Written task
Without the pictures, return each record as it appears.

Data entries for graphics
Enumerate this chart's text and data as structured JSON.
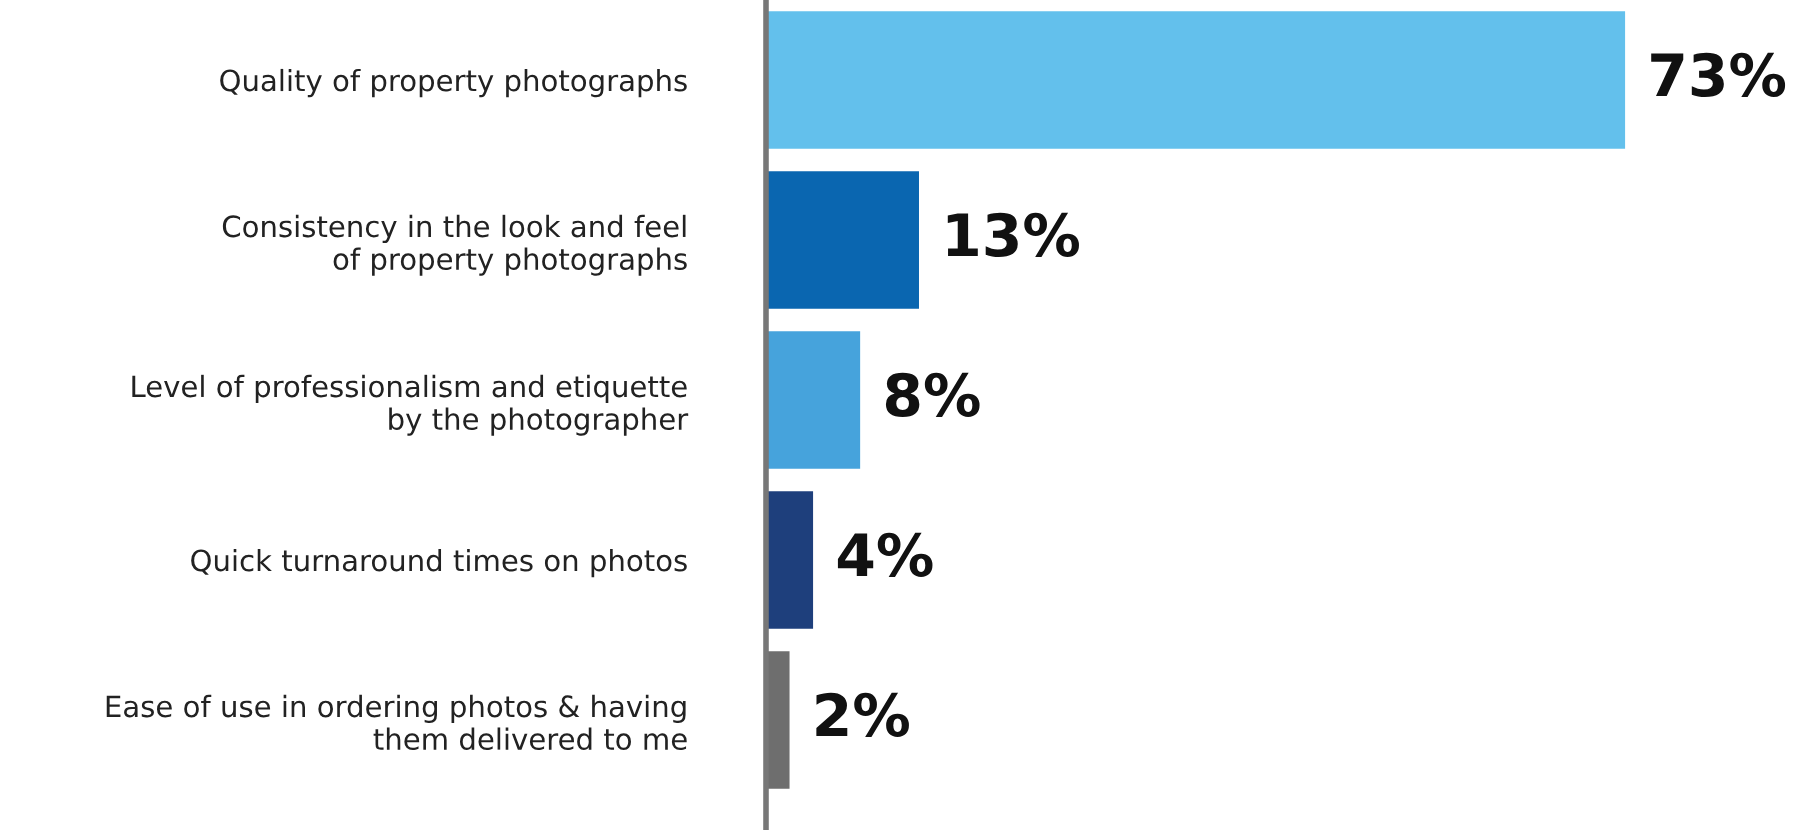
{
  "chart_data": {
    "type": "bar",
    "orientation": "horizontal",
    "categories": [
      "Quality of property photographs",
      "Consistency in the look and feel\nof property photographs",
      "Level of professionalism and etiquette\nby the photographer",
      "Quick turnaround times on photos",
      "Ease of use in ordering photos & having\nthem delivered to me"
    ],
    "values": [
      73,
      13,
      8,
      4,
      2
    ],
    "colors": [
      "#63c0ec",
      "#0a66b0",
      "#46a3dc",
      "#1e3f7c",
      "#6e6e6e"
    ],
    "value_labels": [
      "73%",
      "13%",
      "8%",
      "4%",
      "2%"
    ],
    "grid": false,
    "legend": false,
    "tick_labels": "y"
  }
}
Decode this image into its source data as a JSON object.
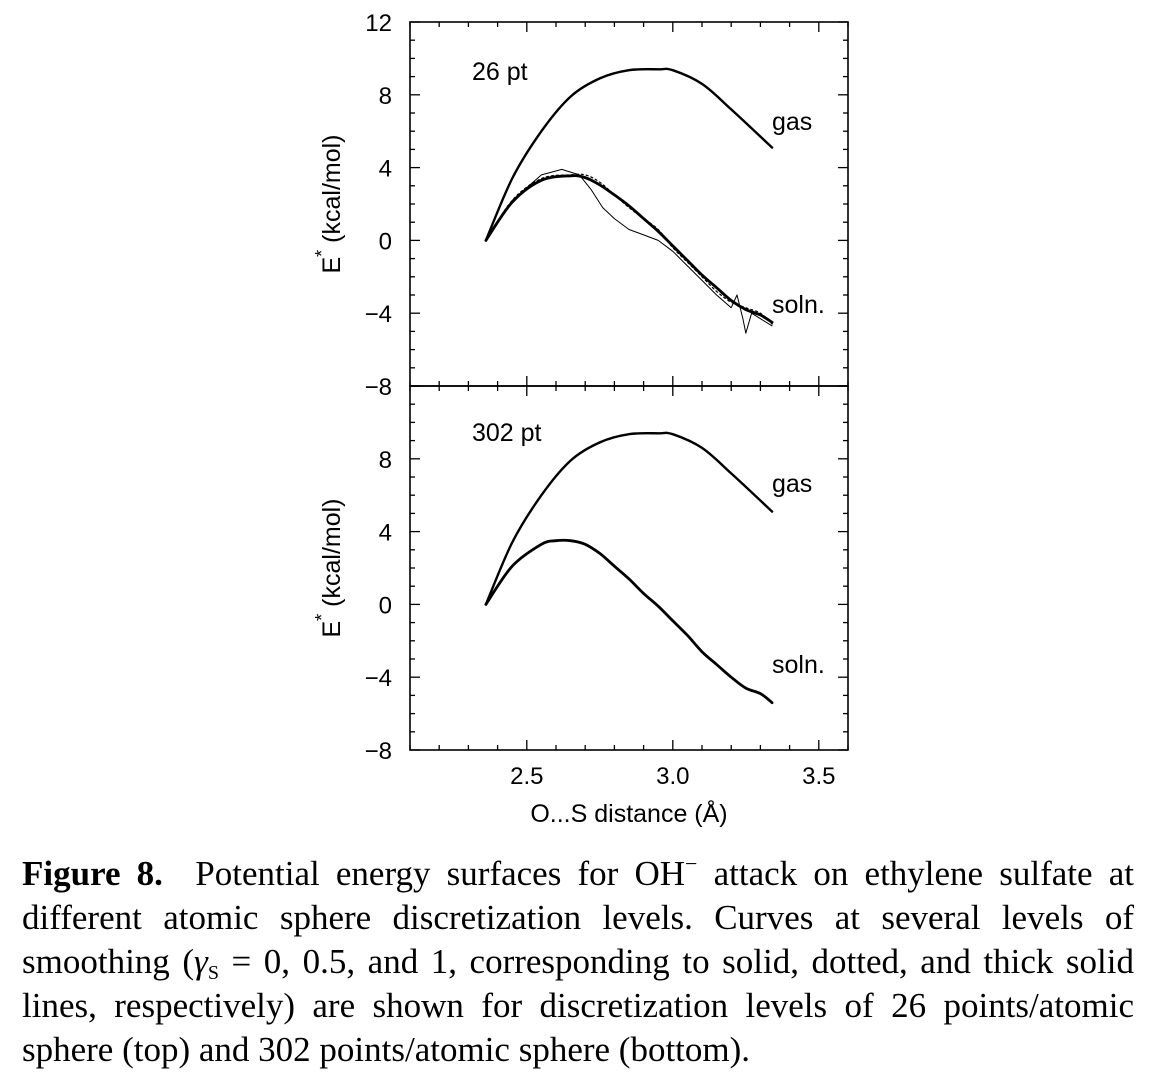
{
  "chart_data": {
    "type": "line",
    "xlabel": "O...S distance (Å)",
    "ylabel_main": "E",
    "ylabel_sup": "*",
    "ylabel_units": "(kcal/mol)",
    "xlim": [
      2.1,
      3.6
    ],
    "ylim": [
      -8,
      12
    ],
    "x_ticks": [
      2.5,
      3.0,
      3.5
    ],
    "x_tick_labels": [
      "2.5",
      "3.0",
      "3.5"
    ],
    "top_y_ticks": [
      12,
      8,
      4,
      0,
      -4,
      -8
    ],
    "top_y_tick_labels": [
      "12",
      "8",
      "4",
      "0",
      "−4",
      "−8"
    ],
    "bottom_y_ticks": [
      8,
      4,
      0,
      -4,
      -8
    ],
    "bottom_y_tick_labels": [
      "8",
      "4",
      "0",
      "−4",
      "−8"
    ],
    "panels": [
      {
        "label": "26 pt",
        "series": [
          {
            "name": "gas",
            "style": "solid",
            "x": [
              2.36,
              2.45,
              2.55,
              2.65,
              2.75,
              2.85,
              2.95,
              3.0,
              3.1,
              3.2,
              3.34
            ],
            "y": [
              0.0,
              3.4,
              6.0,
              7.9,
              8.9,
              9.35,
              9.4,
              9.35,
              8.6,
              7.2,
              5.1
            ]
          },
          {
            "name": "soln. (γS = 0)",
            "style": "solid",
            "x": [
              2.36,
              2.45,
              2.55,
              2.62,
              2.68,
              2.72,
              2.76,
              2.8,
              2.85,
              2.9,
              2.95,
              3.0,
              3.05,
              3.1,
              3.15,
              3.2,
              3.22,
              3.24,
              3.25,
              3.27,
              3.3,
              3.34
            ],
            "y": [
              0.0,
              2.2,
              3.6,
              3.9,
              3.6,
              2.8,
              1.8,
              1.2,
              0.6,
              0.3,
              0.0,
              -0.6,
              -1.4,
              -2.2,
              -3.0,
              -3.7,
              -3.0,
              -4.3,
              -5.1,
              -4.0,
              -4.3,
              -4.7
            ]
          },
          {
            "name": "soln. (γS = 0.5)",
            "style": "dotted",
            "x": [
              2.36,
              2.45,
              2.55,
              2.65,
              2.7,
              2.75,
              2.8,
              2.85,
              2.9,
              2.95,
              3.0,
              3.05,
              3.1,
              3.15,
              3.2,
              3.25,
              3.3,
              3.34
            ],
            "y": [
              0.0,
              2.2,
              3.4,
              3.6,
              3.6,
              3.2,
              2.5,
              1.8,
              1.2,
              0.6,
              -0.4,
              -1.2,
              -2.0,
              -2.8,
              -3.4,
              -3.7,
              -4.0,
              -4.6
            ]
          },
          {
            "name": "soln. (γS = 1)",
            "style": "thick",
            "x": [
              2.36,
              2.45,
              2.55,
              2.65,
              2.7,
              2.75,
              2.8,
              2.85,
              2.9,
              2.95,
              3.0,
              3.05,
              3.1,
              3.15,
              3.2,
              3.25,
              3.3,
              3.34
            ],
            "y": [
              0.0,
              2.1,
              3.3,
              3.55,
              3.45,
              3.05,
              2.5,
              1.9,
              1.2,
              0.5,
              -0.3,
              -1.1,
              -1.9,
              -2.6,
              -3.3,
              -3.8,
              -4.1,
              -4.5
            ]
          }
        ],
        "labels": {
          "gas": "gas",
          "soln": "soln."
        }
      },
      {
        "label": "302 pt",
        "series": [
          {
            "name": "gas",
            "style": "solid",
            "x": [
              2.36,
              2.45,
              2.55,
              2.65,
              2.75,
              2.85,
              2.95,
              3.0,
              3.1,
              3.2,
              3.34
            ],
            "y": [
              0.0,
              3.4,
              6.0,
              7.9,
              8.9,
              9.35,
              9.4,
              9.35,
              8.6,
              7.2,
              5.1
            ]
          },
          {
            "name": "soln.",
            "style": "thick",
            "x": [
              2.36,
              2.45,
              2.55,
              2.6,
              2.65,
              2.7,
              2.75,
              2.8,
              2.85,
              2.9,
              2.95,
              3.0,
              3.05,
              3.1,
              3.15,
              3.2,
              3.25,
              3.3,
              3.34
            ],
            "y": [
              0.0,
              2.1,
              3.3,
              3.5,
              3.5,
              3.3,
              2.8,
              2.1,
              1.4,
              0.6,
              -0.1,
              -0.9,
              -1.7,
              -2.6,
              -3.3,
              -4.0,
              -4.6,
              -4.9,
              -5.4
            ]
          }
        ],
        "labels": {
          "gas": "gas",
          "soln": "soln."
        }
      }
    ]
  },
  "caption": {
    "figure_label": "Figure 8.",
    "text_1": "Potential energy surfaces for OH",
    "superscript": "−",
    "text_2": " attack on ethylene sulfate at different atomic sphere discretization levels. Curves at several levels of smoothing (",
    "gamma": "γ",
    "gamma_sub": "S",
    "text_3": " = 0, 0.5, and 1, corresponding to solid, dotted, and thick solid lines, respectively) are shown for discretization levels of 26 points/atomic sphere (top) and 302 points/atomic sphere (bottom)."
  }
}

Response to the task
Enumerate this chart's text and data as structured JSON.
{
  "chart_data": {
    "type": "bar",
    "orientation": "horizontal",
    "categories": [
      "Quality of property photographs",
      "Consistency in the look and feel\nof property photographs",
      "Level of professionalism and etiquette\nby the photographer",
      "Quick turnaround times on photos",
      "Ease of use in ordering photos & having\nthem delivered to me"
    ],
    "values": [
      73,
      13,
      8,
      4,
      2
    ],
    "colors": [
      "#63c0ec",
      "#0a66b0",
      "#46a3dc",
      "#1e3f7c",
      "#6e6e6e"
    ],
    "value_labels": [
      "73%",
      "13%",
      "8%",
      "4%",
      "2%"
    ],
    "grid": false,
    "legend": false,
    "tick_labels": "y"
  }
}
Decode this image into its source data as a JSON object.
{
  "chart_data": {
    "type": "line",
    "xlabel": "O...S distance (Å)",
    "ylabel_main": "E",
    "ylabel_sup": "*",
    "ylabel_units": "(kcal/mol)",
    "xlim": [
      2.1,
      3.6
    ],
    "ylim": [
      -8,
      12
    ],
    "x_ticks": [
      2.5,
      3.0,
      3.5
    ],
    "x_tick_labels": [
      "2.5",
      "3.0",
      "3.5"
    ],
    "top_y_ticks": [
      12,
      8,
      4,
      0,
      -4,
      -8
    ],
    "top_y_tick_labels": [
      "12",
      "8",
      "4",
      "0",
      "−4",
      "−8"
    ],
    "bottom_y_ticks": [
      8,
      4,
      0,
      -4,
      -8
    ],
    "bottom_y_tick_labels": [
      "8",
      "4",
      "0",
      "−4",
      "−8"
    ],
    "panels": [
      {
        "label": "26 pt",
        "series": [
          {
            "name": "gas",
            "style": "solid",
            "x": [
              2.36,
              2.45,
              2.55,
              2.65,
              2.75,
              2.85,
              2.95,
              3.0,
              3.1,
              3.2,
              3.34
            ],
            "y": [
              0.0,
              3.4,
              6.0,
              7.9,
              8.9,
              9.35,
              9.4,
              9.35,
              8.6,
              7.2,
              5.1
            ]
          },
          {
            "name": "soln. (γS = 0)",
            "style": "solid",
            "x": [
              2.36,
              2.45,
              2.55,
              2.62,
              2.68,
              2.72,
              2.76,
              2.8,
              2.85,
              2.9,
              2.95,
              3.0,
              3.05,
              3.1,
              3.15,
              3.2,
              3.22,
              3.24,
              3.25,
              3.27,
              3.3,
              3.34
            ],
            "y": [
              0.0,
              2.2,
              3.6,
              3.9,
              3.6,
              2.8,
              1.8,
              1.2,
              0.6,
              0.3,
              0.0,
              -0.6,
              -1.4,
              -2.2,
              -3.0,
              -3.7,
              -3.0,
              -4.3,
              -5.1,
              -4.0,
              -4.3,
              -4.7
            ]
          },
          {
            "name": "soln. (γS = 0.5)",
            "style": "dotted",
            "x": [
              2.36,
              2.45,
              2.55,
              2.65,
              2.7,
              2.75,
              2.8,
              2.85,
              2.9,
              2.95,
              3.0,
              3.05,
              3.1,
              3.15,
              3.2,
              3.25,
              3.3,
              3.34
            ],
            "y": [
              0.0,
              2.2,
              3.4,
              3.6,
              3.6,
              3.2,
              2.5,
              1.8,
              1.2,
              0.6,
              -0.4,
              -1.2,
              -2.0,
              -2.8,
              -3.4,
              -3.7,
              -4.0,
              -4.6
            ]
          },
          {
            "name": "soln. (γS = 1)",
            "style": "thick",
            "x": [
              2.36,
              2.45,
              2.55,
              2.65,
              2.7,
              2.75,
              2.8,
              2.85,
              2.9,
              2.95,
              3.0,
              3.05,
              3.1,
              3.15,
              3.2,
              3.25,
              3.3,
              3.34
            ],
            "y": [
              0.0,
              2.1,
              3.3,
              3.55,
              3.45,
              3.05,
              2.5,
              1.9,
              1.2,
              0.5,
              -0.3,
              -1.1,
              -1.9,
              -2.6,
              -3.3,
              -3.8,
              -4.1,
              -4.5
            ]
          }
        ],
        "labels": {
          "gas": "gas",
          "soln": "soln."
        }
      },
      {
        "label": "302 pt",
        "series": [
          {
            "name": "gas",
            "style": "solid",
            "x": [
              2.36,
              2.45,
              2.55,
              2.65,
              2.75,
              2.85,
              2.95,
              3.0,
              3.1,
              3.2,
              3.34
            ],
            "y": [
              0.0,
              3.4,
              6.0,
              7.9,
              8.9,
              9.35,
              9.4,
              9.35,
              8.6,
              7.2,
              5.1
            ]
          },
          {
            "name": "soln.",
            "style": "thick",
            "x": [
              2.36,
              2.45,
              2.55,
              2.6,
              2.65,
              2.7,
              2.75,
              2.8,
              2.85,
              2.9,
              2.95,
              3.0,
              3.05,
              3.1,
              3.15,
              3.2,
              3.25,
              3.3,
              3.34
            ],
            "y": [
              0.0,
              2.1,
              3.3,
              3.5,
              3.5,
              3.3,
              2.8,
              2.1,
              1.4,
              0.6,
              -0.1,
              -0.9,
              -1.7,
              -2.6,
              -3.3,
              -4.0,
              -4.6,
              -4.9,
              -5.4
            ]
          }
        ],
        "labels": {
          "gas": "gas",
          "soln": "soln."
        }
      }
    ]
  },
  "caption": {
    "figure_label": "Figure 8.",
    "text_1": "Potential energy surfaces for OH",
    "superscript": "−",
    "text_2": " attack on ethylene sulfate at different atomic sphere discretization levels. Curves at several levels of smoothing (",
    "gamma": "γ",
    "gamma_sub": "S",
    "text_3": " = 0, 0.5, and 1, corresponding to solid, dotted, and thick solid lines, respectively) are shown for discretization levels of 26 points/atomic sphere (top) and 302 points/atomic sphere (bottom)."
  }
}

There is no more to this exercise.